## What to produce
Answer with one number: the count of lines in this material that hold the word "clips".

··· Material for this exercise ···

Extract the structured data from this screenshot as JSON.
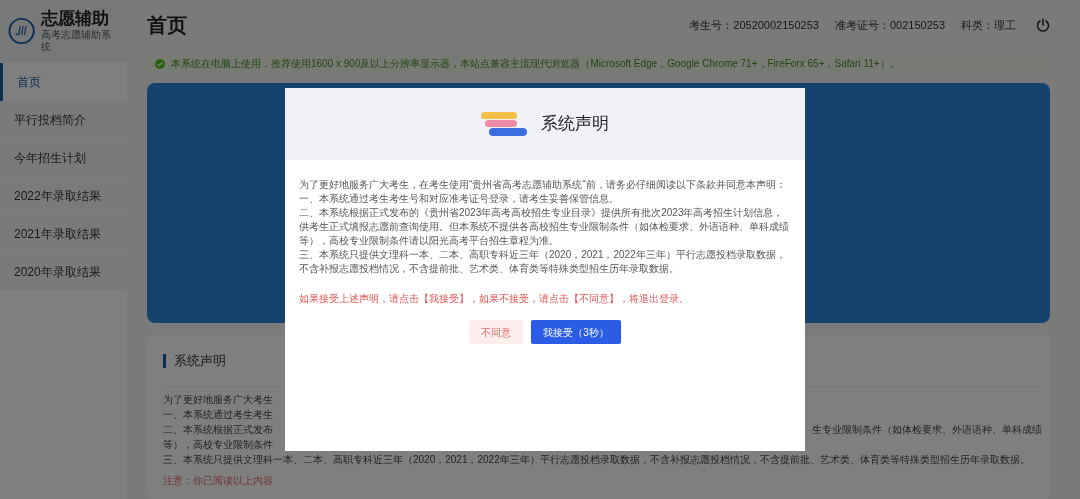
{
  "sidebar": {
    "logo": {
      "title": "志愿辅助",
      "subtitle": "高考志愿辅助系统"
    },
    "items": [
      {
        "label": "首页",
        "selected": true
      },
      {
        "label": "平行投档简介",
        "selected": false
      },
      {
        "label": "今年招生计划",
        "selected": false
      },
      {
        "label": "2022年录取结果",
        "selected": false
      },
      {
        "label": "2021年录取结果",
        "selected": false
      },
      {
        "label": "2020年录取结果",
        "selected": false
      }
    ]
  },
  "header": {
    "title": "首页",
    "info": [
      "考生号：20520002150253",
      "准考证号：002150253",
      "科类：理工"
    ]
  },
  "notice": "本系统在电脑上使用，推荐使用1600 x 900及以上分辨率显示器，本站点兼容主流现代浏览器（Microsoft Edge，Google Chrome 71+，FireForx 65+，Safari 11+）。",
  "card": {
    "title": "系统声明",
    "rows": [
      {
        "left": "为了更好地服务广大考生"
      },
      {
        "left": "一、本系统通过考生考生"
      },
      {
        "left": "二、本系统根据正式发布",
        "right": "生专业限制条件（如体检要求、外语语种、单科成绩"
      },
      {
        "left": "等），高校专业限制条件"
      }
    ],
    "line": "三、本系统只提供文理科一本、二本、高职专科近三年（2020，2021，2022年三年）平行志愿投档录取数据，不含补报志愿投档情况，不含提前批、艺术类、体育类等特殊类型招生历年录取数据。",
    "note": "注意：你已阅读以上内容"
  },
  "modal": {
    "title": "系统声明",
    "paragraphs": [
      "为了更好地服务广大考生，在考生使用“贵州省高考志愿辅助系统”前，请务必仔细阅读以下条款并同意本声明：",
      "一、本系统通过考生考生号和对应准考证号登录，请考生妥善保管信息。",
      "二、本系统根据正式发布的《贵州省2023年高考高校招生专业目录》提供所有批次2023年高考招生计划信息，供考生正式填报志愿前查询使用。但本系统不提供各高校招生专业限制条件（如体检要求、外语语种、单科成绩等），高校专业限制条件请以阳光高考平台招生章程为准。",
      "三、本系统只提供文理科一本、二本、高职专科近三年（2020，2021，2022年三年）平行志愿投档录取数据，不含补报志愿投档情况，不含提前批、艺术类、体育类等特殊类型招生历年录取数据。"
    ],
    "warning": "如果接受上述声明，请点击【我接受】，如果不接受，请点击【不同意】，将退出登录。",
    "buttons": [
      {
        "label": "不同意",
        "kind": "decline"
      },
      {
        "label": "我接受（3秒）",
        "kind": "accept"
      }
    ]
  }
}
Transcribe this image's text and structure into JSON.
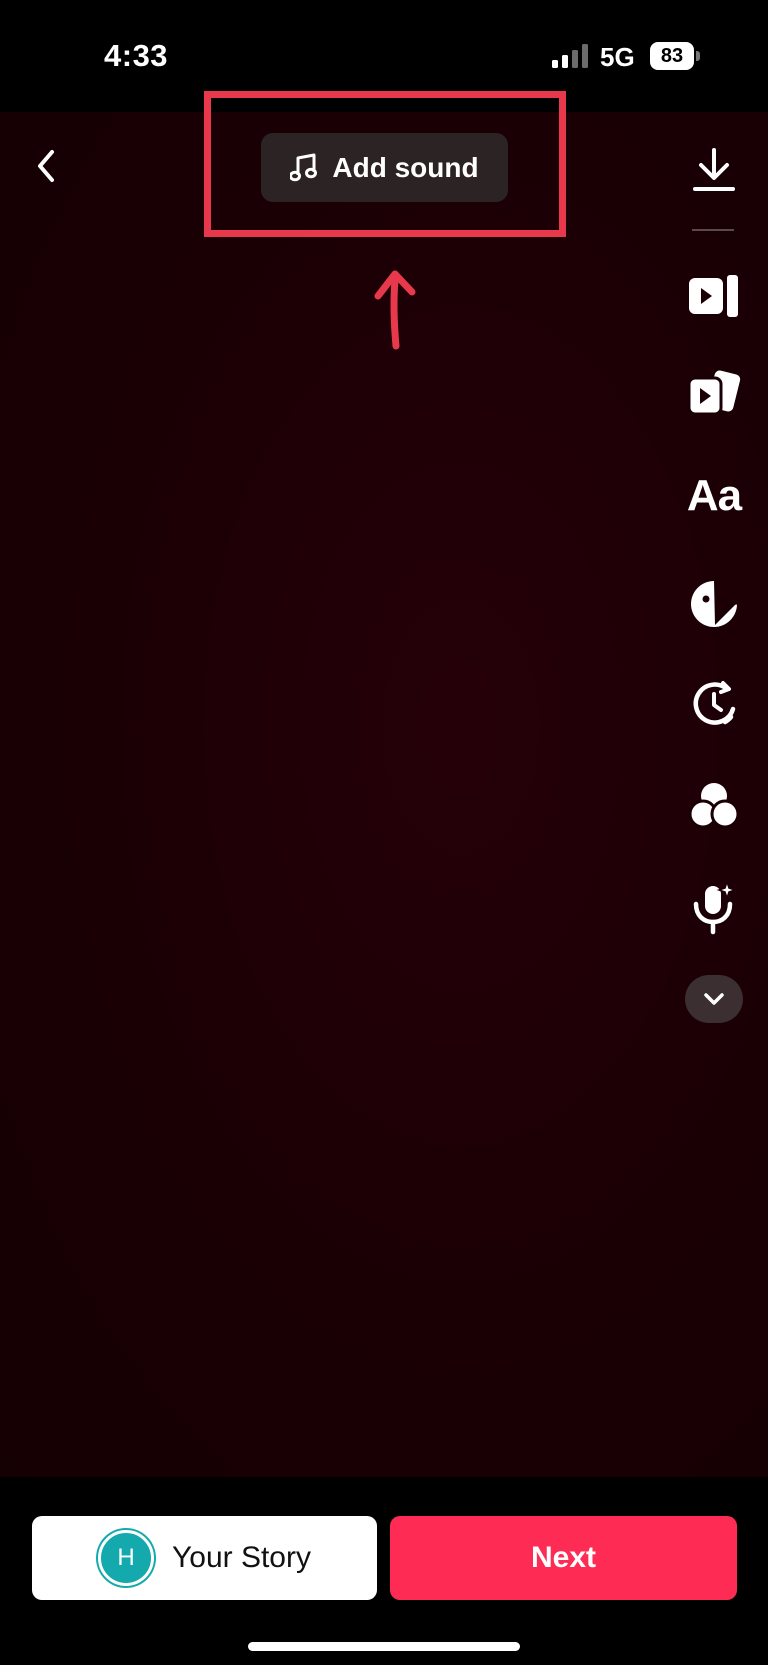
{
  "status_bar": {
    "time": "4:33",
    "network": "5G",
    "battery_level": "83",
    "signal_icon": "signal-bars-icon",
    "battery_icon": "battery-icon"
  },
  "editor": {
    "back_icon": "chevron-left-icon",
    "add_sound_label": "Add sound",
    "add_sound_icon": "music-note-icon",
    "highlight_color": "#e8394c",
    "tools": [
      {
        "name": "download",
        "icon": "download-icon"
      },
      {
        "name": "edit-clips",
        "icon": "edit-clips-icon"
      },
      {
        "name": "templates",
        "icon": "templates-icon"
      },
      {
        "name": "text",
        "icon": "text-icon",
        "label": "Aa"
      },
      {
        "name": "stickers",
        "icon": "sticker-icon"
      },
      {
        "name": "effects",
        "icon": "effects-timer-icon"
      },
      {
        "name": "filters",
        "icon": "filters-icon"
      },
      {
        "name": "voice-effects",
        "icon": "voice-effects-icon"
      },
      {
        "name": "more",
        "icon": "chevron-down-icon"
      }
    ]
  },
  "bottom_bar": {
    "avatar_initial": "H",
    "your_story_label": "Your Story",
    "next_label": "Next",
    "accent_color": "#fe2c55",
    "avatar_color": "#13a9ad"
  }
}
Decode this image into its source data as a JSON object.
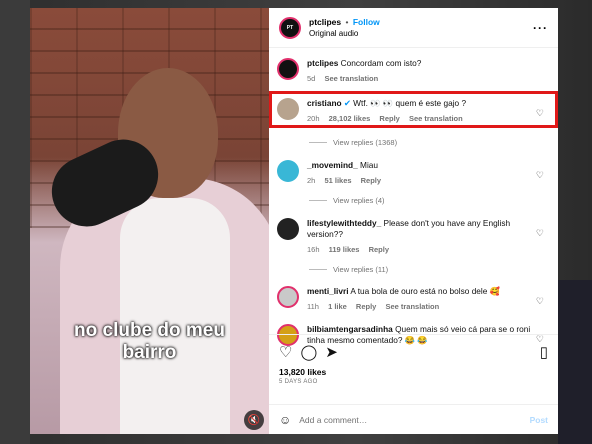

···

## Final result
2